Your task: Show every line that has the string "Ulang" in it.
------------------------
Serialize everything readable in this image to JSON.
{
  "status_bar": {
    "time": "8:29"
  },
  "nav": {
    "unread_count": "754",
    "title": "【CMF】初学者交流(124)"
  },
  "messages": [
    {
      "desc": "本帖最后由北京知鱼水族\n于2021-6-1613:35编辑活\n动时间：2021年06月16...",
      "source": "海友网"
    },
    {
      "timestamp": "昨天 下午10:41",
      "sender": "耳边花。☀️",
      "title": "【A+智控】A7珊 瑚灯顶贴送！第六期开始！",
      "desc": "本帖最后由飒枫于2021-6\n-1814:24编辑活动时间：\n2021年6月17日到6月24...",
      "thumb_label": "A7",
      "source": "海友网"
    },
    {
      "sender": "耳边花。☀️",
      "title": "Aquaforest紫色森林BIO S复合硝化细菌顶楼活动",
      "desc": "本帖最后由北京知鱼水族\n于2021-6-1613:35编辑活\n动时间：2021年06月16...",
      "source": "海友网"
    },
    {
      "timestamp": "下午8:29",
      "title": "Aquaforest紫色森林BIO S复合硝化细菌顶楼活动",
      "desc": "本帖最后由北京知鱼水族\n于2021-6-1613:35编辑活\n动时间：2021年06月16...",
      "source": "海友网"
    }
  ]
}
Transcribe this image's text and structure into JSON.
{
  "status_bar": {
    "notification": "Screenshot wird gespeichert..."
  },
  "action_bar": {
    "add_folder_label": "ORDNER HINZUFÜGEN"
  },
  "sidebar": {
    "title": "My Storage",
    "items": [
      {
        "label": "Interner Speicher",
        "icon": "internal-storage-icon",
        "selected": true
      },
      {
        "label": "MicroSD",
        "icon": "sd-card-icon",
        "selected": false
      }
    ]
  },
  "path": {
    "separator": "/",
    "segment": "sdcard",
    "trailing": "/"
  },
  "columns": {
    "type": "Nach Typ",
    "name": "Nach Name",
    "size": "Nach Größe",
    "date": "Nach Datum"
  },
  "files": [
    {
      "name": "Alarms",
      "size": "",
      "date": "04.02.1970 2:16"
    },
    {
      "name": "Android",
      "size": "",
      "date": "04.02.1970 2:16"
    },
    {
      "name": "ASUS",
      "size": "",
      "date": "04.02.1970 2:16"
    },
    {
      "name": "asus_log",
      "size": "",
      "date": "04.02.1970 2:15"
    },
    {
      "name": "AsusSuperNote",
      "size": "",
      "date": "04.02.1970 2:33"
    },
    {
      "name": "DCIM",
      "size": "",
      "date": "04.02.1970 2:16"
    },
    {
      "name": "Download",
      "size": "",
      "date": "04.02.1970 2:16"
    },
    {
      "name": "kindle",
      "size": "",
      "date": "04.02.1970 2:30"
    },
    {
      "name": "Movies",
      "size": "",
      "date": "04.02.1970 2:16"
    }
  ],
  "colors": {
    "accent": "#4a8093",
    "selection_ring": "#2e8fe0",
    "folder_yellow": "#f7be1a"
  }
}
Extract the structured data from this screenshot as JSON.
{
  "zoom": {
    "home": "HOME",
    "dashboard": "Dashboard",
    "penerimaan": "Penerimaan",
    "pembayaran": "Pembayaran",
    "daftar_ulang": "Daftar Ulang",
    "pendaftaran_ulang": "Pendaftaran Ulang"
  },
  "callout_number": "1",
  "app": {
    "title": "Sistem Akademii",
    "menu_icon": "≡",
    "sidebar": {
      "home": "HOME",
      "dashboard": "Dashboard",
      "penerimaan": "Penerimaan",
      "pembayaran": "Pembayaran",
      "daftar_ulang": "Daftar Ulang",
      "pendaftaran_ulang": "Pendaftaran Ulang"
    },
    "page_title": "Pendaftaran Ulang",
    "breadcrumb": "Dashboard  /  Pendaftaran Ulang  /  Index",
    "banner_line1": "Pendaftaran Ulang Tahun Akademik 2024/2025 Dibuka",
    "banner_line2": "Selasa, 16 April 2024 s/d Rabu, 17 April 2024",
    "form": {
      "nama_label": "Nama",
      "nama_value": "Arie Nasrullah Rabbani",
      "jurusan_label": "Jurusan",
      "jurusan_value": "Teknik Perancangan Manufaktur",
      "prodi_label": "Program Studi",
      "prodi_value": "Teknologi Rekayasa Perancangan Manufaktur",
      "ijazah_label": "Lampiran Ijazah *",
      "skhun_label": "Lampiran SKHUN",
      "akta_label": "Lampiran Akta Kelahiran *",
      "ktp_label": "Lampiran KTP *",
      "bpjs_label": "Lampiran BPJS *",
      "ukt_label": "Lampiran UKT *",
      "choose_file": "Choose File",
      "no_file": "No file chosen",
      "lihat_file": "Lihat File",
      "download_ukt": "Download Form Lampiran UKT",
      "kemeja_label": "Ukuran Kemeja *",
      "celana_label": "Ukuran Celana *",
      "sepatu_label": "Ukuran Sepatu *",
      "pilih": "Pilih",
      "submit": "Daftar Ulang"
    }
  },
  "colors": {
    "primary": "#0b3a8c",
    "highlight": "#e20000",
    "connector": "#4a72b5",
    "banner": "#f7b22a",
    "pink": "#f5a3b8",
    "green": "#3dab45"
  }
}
------------------------
Problem solution:
    "daftar_ulang": "Daftar Ulang",
    "pendaftaran_ulang": "Pendaftaran Ulang"
      "daftar_ulang": "Daftar Ulang",
      "pendaftaran_ulang": "Pendaftaran Ulang"
    "page_title": "Pendaftaran Ulang",
    "breadcrumb": "Dashboard  /  Pendaftaran Ulang  /  Index",
    "banner_line1": "Pendaftaran Ulang Tahun Akademik 2024/2025 Dibuka",
      "submit": "Daftar Ulang"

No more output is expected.